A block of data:

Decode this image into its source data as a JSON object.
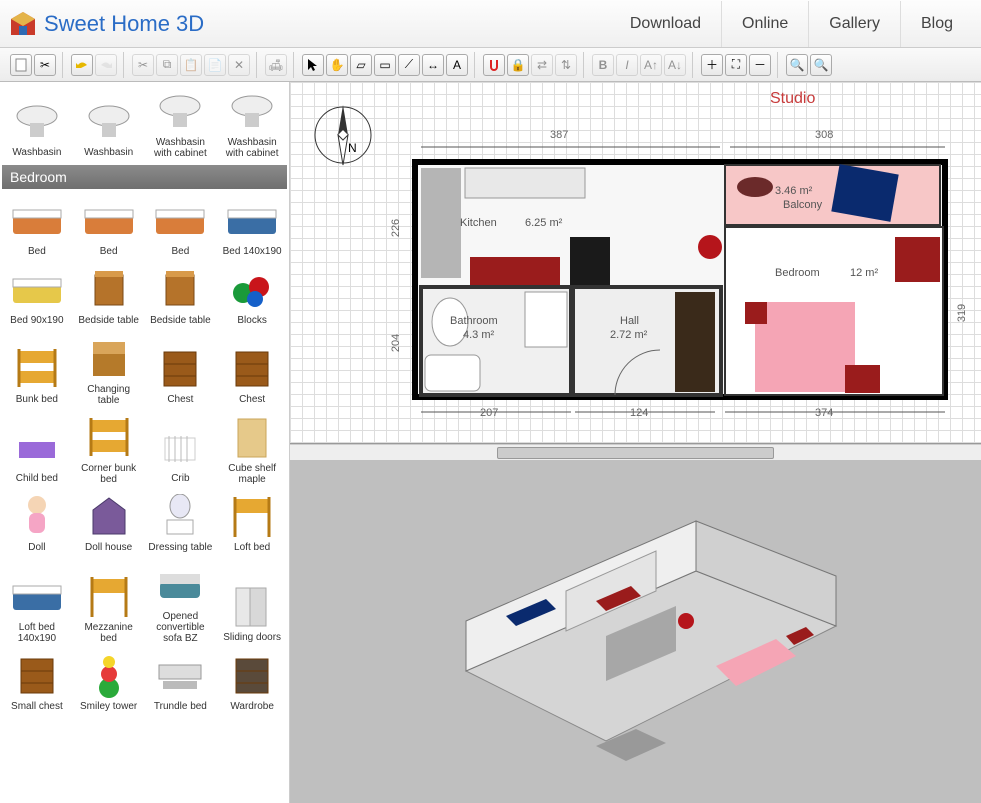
{
  "app": {
    "title": "Sweet Home 3D"
  },
  "nav": {
    "download": "Download",
    "online": "Online",
    "gallery": "Gallery",
    "blog": "Blog"
  },
  "catalog": {
    "top_row": [
      {
        "label": "Washbasin"
      },
      {
        "label": "Washbasin"
      },
      {
        "label": "Washbasin with cabinet"
      },
      {
        "label": "Washbasin with cabinet"
      }
    ],
    "category_header": "Bedroom",
    "items": [
      "Bed",
      "Bed",
      "Bed",
      "Bed 140x190",
      "Bed 90x190",
      "Bedside table",
      "Bedside table",
      "Blocks",
      "Bunk bed",
      "Changing table",
      "Chest",
      "Chest",
      "Child bed",
      "Corner bunk bed",
      "Crib",
      "Cube shelf maple",
      "Doll",
      "Doll house",
      "Dressing table",
      "Loft bed",
      "Loft bed 140x190",
      "Mezzanine bed",
      "Opened convertible sofa BZ",
      "Sliding doors",
      "Small chest",
      "Smiley tower",
      "Trundle bed",
      "Wardrobe"
    ]
  },
  "plan": {
    "title": "Studio",
    "compass_label": "N",
    "dims": {
      "top1": "387",
      "top2": "308",
      "left1": "226",
      "left2": "204",
      "right": "319",
      "bot1": "207",
      "bot2": "124",
      "bot3": "374"
    },
    "rooms": {
      "kitchen": {
        "name": "Kitchen",
        "area": "6.25 m²"
      },
      "balcony": {
        "name": "Balcony",
        "area": "3.46 m²"
      },
      "bedroom": {
        "name": "Bedroom",
        "area": "12 m²"
      },
      "bathroom": {
        "name": "Bathroom",
        "area": "4.3 m²"
      },
      "hall": {
        "name": "Hall",
        "area": "2.72 m²"
      }
    }
  }
}
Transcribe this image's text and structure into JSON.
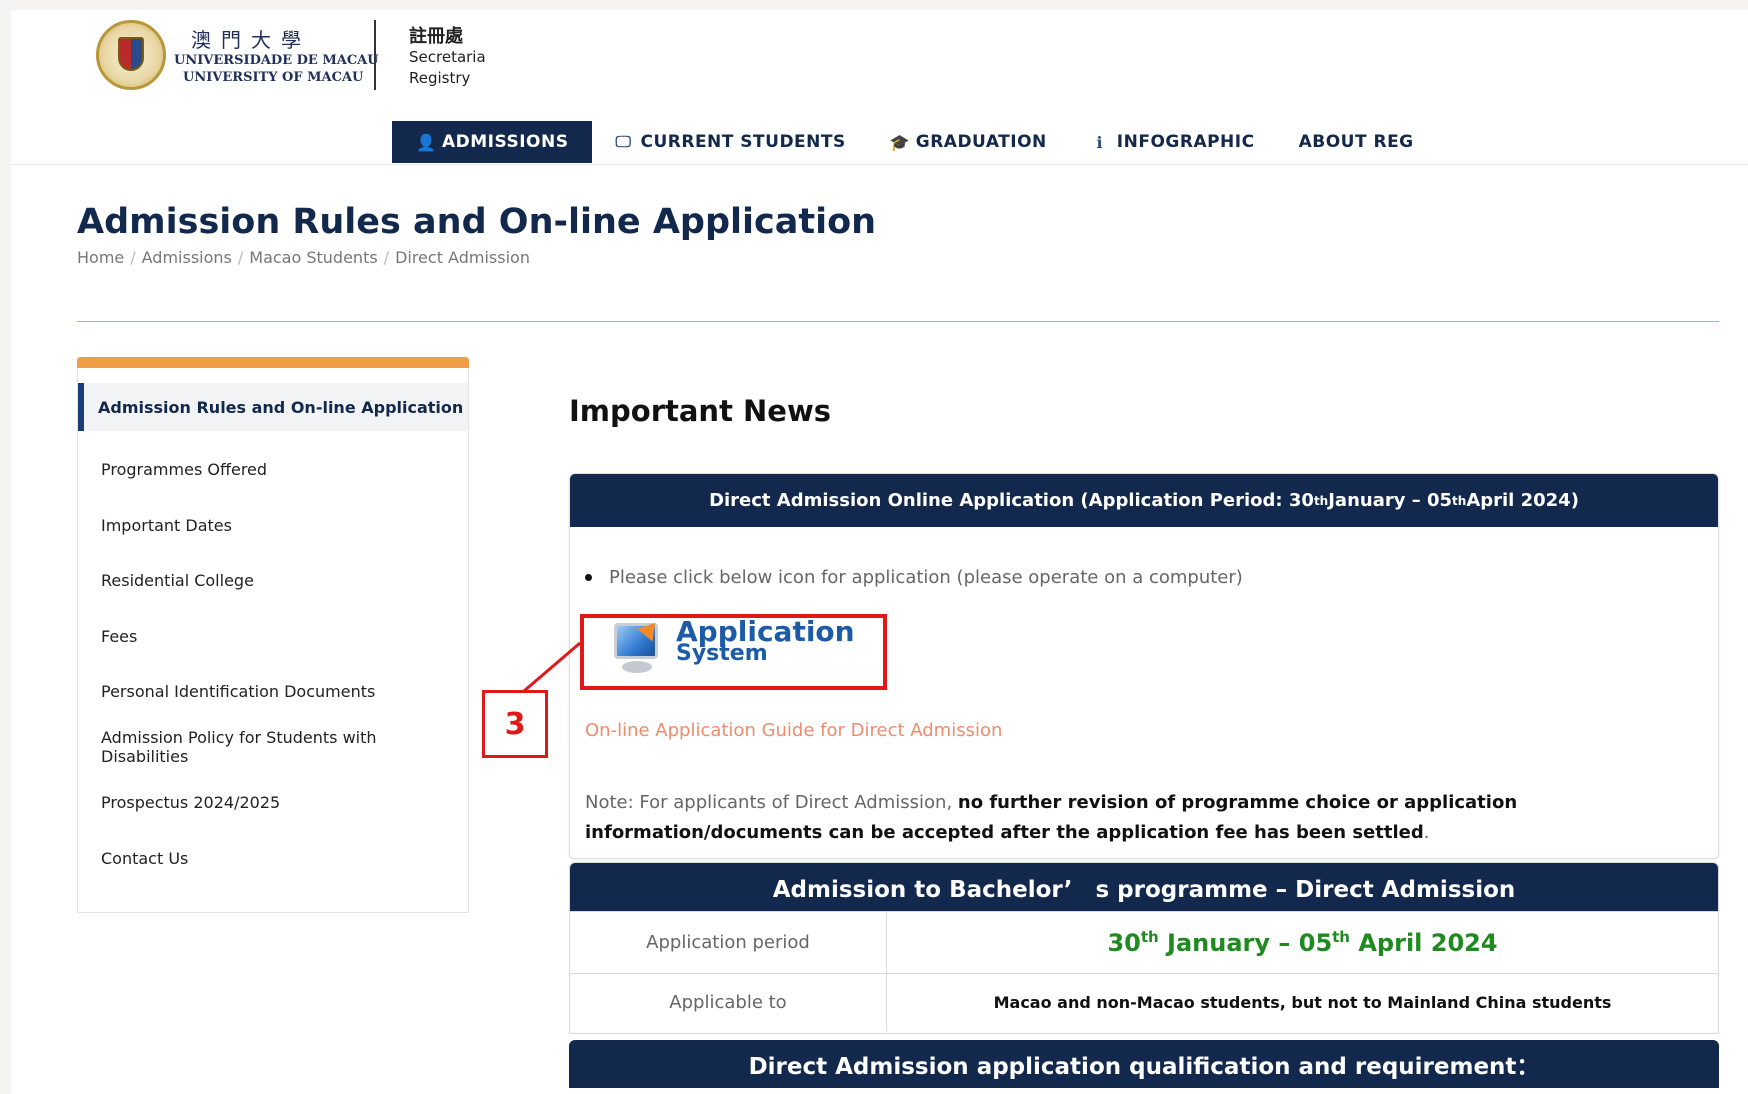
{
  "header": {
    "uni_cn": "澳門大學",
    "uni_pt": "UNIVERSIDADE DE MACAU",
    "uni_en": "UNIVERSITY OF MACAU",
    "registry_cn": "註冊處",
    "registry_pt": "Secretaria",
    "registry_en": "Registry"
  },
  "nav": {
    "items": [
      {
        "label": "ADMISSIONS",
        "icon": "user-icon",
        "glyph": "👤",
        "active": true
      },
      {
        "label": "CURRENT STUDENTS",
        "icon": "presentation-icon",
        "glyph": "🖵",
        "active": false
      },
      {
        "label": "GRADUATION",
        "icon": "graduate-icon",
        "glyph": "🎓",
        "active": false
      },
      {
        "label": "INFOGRAPHIC",
        "icon": "info-icon",
        "glyph": "ℹ",
        "active": false
      },
      {
        "label": "ABOUT REG",
        "icon": "",
        "glyph": "",
        "active": false
      }
    ]
  },
  "page": {
    "title": "Admission Rules and On-line Application",
    "breadcrumb": [
      "Home",
      "Admissions",
      "Macao Students",
      "Direct Admission"
    ]
  },
  "sidebar": {
    "active": "Admission Rules and On-line Application",
    "items": [
      "Programmes Offered",
      "Important Dates",
      "Residential College",
      "Fees",
      "Personal Identification Documents",
      "Admission Policy for Students with Disabilities",
      "Prospectus 2024/2025",
      "Contact Us"
    ]
  },
  "news": {
    "title": "Important News",
    "card1": {
      "head_a": "Direct Admission Online Application (Application Period: 30",
      "head_sup1": "th",
      "head_b": " January – 05",
      "head_sup2": "th",
      "head_c": " April 2024)",
      "bullet": "Please click below icon for application (please operate on a computer)",
      "app_line1": "Application",
      "app_line2": "System",
      "guide": "On-line Application Guide for Direct Admission",
      "note_a": "Note: For applicants of Direct Admission, ",
      "note_b": "no further revision of programme choice or application information/documents can be accepted after the application fee has been settled",
      "note_c": "."
    },
    "card2": {
      "head": "Admission to Bachelor’　s programme – Direct Admission",
      "period_label": "Application period",
      "period_a": "30",
      "period_sup1": "th",
      "period_b": " January – 05",
      "period_sup2": "th",
      "period_c": " April 2024",
      "applicable_label": "Applicable to",
      "applicable_value": "Macao and non-Macao students, but not to Mainland China students"
    },
    "card3": {
      "head": "Direct Admission application qualification and requirement："
    }
  },
  "annotation": {
    "step": "3",
    "color": "#e01818"
  },
  "colors": {
    "navy": "#12294d",
    "orange": "#ef9e46",
    "green": "#1f8a1f",
    "link": "#ee8c6c"
  }
}
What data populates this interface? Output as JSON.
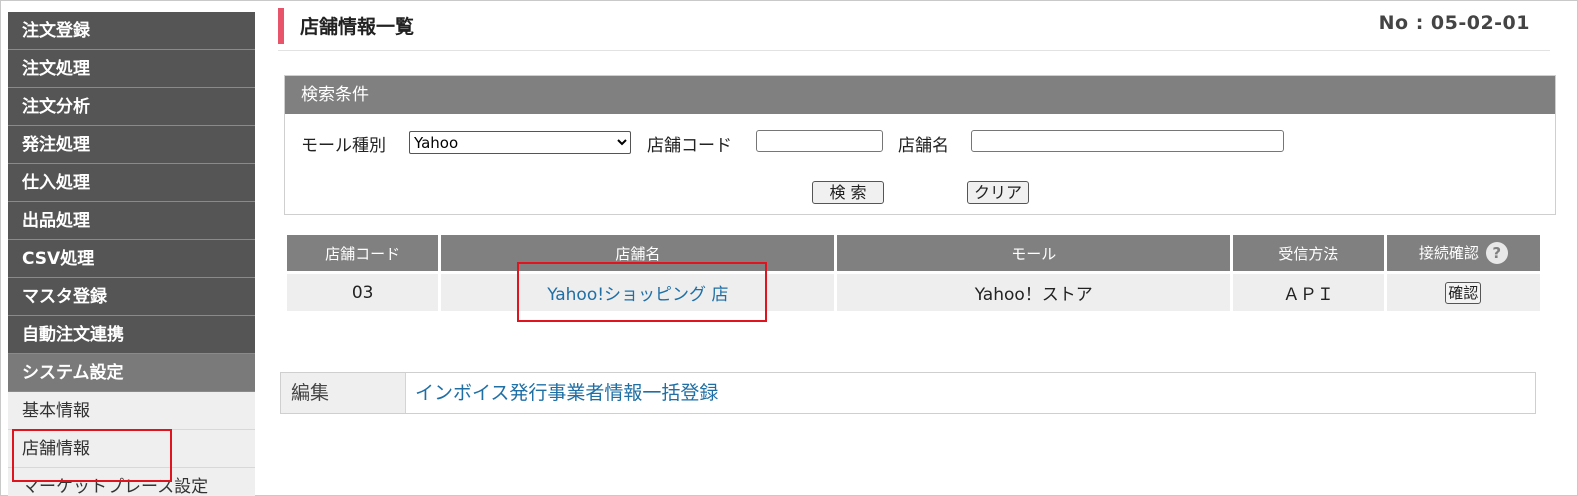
{
  "sidebar": {
    "items": [
      {
        "label": "注文登録"
      },
      {
        "label": "注文処理"
      },
      {
        "label": "注文分析"
      },
      {
        "label": "発注処理"
      },
      {
        "label": "仕入処理"
      },
      {
        "label": "出品処理"
      },
      {
        "label": "CSV処理"
      },
      {
        "label": "マスタ登録"
      },
      {
        "label": "自動注文連携"
      },
      {
        "label": "システム設定"
      }
    ],
    "sub_items": [
      {
        "label": "基本情報"
      },
      {
        "label": "店舗情報"
      },
      {
        "label": "マーケットプレース設定"
      }
    ]
  },
  "header": {
    "title": "店舗情報一覧",
    "page_no": "No : 05-02-01"
  },
  "search": {
    "heading": "検索条件",
    "mall_label": "モール種別",
    "mall_selected": "Yahoo",
    "code_label": "店舗コード",
    "code_value": "",
    "name_label": "店舗名",
    "name_value": "",
    "search_button": "検 索",
    "clear_button": "クリア"
  },
  "table": {
    "columns": [
      "店舗コード",
      "店舗名",
      "モール",
      "受信方法",
      "接続確認"
    ],
    "help_icon": "?",
    "rows": [
      {
        "code": "03",
        "name": "Yahoo!ショッピング 店",
        "mall": "Yahoo！ストア",
        "method": "ＡＰＩ",
        "confirm": "確認"
      }
    ]
  },
  "edit": {
    "label": "編集",
    "link": "インボイス発行事業者情報一括登録"
  },
  "colors": {
    "sidebar": "#555555",
    "accent": "#e8546a",
    "header_gray": "#808080",
    "link": "#1f6fa5",
    "highlight": "#e0141e"
  }
}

**OBJECTIVE:** Search the listing for the word "Important". Copy every line in which it occurs.

**RESPONSE TO THE TASK:**
      "Important Dates",
    "title": "Important News",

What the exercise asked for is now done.